__Problem to work on__:
Reproduce each record below exactly as written.

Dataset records
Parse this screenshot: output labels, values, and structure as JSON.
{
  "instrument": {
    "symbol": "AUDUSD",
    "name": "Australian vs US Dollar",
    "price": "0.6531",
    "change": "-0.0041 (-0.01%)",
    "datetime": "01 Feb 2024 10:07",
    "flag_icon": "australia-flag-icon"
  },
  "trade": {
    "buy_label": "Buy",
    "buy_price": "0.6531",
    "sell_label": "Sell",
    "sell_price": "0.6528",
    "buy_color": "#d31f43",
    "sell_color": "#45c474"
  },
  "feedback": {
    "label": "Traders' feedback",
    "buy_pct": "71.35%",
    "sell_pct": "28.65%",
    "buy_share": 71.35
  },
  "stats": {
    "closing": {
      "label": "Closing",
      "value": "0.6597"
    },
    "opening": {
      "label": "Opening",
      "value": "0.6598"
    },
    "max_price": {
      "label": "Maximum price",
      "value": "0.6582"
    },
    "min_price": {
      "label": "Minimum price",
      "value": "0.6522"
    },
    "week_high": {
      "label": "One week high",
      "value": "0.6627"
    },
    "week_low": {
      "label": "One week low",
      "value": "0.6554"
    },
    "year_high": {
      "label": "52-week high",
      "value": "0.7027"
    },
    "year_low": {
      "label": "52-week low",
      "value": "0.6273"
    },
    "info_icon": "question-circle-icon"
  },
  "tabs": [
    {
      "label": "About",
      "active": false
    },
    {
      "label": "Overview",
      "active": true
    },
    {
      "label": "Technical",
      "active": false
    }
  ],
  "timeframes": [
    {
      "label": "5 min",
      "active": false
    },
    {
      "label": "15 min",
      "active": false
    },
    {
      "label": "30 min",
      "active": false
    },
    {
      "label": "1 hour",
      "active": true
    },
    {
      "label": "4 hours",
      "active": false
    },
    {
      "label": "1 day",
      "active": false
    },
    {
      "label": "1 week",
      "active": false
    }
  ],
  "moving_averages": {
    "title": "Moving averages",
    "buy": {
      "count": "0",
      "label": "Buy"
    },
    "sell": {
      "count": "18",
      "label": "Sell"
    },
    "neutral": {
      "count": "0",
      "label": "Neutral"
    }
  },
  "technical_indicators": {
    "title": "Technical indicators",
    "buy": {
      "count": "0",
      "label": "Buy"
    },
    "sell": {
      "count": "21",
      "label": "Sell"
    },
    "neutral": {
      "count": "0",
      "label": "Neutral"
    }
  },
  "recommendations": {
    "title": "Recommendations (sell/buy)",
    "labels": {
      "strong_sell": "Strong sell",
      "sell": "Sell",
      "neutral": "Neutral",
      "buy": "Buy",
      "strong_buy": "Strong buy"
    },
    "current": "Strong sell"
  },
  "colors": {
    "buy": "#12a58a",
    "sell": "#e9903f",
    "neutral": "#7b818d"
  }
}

__Exercise output__:
Parse this screenshot: output labels, values, and structure as JSON.
{
  "instrument": {
    "symbol": "AUDUSD",
    "name": "Australian vs US Dollar",
    "price": "0.6531",
    "change": "-0.0041 (-0.01%)",
    "datetime": "01 Feb 2024 10:07",
    "flag_icon": "australia-flag-icon"
  },
  "trade": {
    "buy_label": "Buy",
    "buy_price": "0.6531",
    "sell_label": "Sell",
    "sell_price": "0.6528",
    "buy_color": "#d31f43",
    "sell_color": "#45c474"
  },
  "feedback": {
    "label": "Traders' feedback",
    "buy_pct": "71.35%",
    "sell_pct": "28.65%",
    "buy_share": 71.35
  },
  "stats": {
    "closing": {
      "label": "Closing",
      "value": "0.6597"
    },
    "opening": {
      "label": "Opening",
      "value": "0.6598"
    },
    "max_price": {
      "label": "Maximum price",
      "value": "0.6582"
    },
    "min_price": {
      "label": "Minimum price",
      "value": "0.6522"
    },
    "week_high": {
      "label": "One week high",
      "value": "0.6627"
    },
    "week_low": {
      "label": "One week low",
      "value": "0.6554"
    },
    "year_high": {
      "label": "52-week high",
      "value": "0.7027"
    },
    "year_low": {
      "label": "52-week low",
      "value": "0.6273"
    },
    "info_icon": "question-circle-icon"
  },
  "tabs": [
    {
      "label": "About",
      "active": false
    },
    {
      "label": "Overview",
      "active": true
    },
    {
      "label": "Technical",
      "active": false
    }
  ],
  "timeframes": [
    {
      "label": "5 min",
      "active": false
    },
    {
      "label": "15 min",
      "active": false
    },
    {
      "label": "30 min",
      "active": false
    },
    {
      "label": "1 hour",
      "active": true
    },
    {
      "label": "4 hours",
      "active": false
    },
    {
      "label": "1 day",
      "active": false
    },
    {
      "label": "1 week",
      "active": false
    }
  ],
  "moving_averages": {
    "title": "Moving averages",
    "buy": {
      "count": "0",
      "label": "Buy"
    },
    "sell": {
      "count": "18",
      "label": "Sell"
    },
    "neutral": {
      "count": "0",
      "label": "Neutral"
    }
  },
  "technical_indicators": {
    "title": "Technical indicators",
    "buy": {
      "count": "0",
      "label": "Buy"
    },
    "sell": {
      "count": "21",
      "label": "Sell"
    },
    "neutral": {
      "count": "0",
      "label": "Neutral"
    }
  },
  "recommendations": {
    "title": "Recommendations (sell/buy)",
    "labels": {
      "strong_sell": "Strong sell",
      "sell": "Sell",
      "neutral": "Neutral",
      "buy": "Buy",
      "strong_buy": "Strong buy"
    },
    "current": "Strong sell"
  },
  "colors": {
    "buy": "#12a58a",
    "sell": "#e9903f",
    "neutral": "#7b818d"
  }
}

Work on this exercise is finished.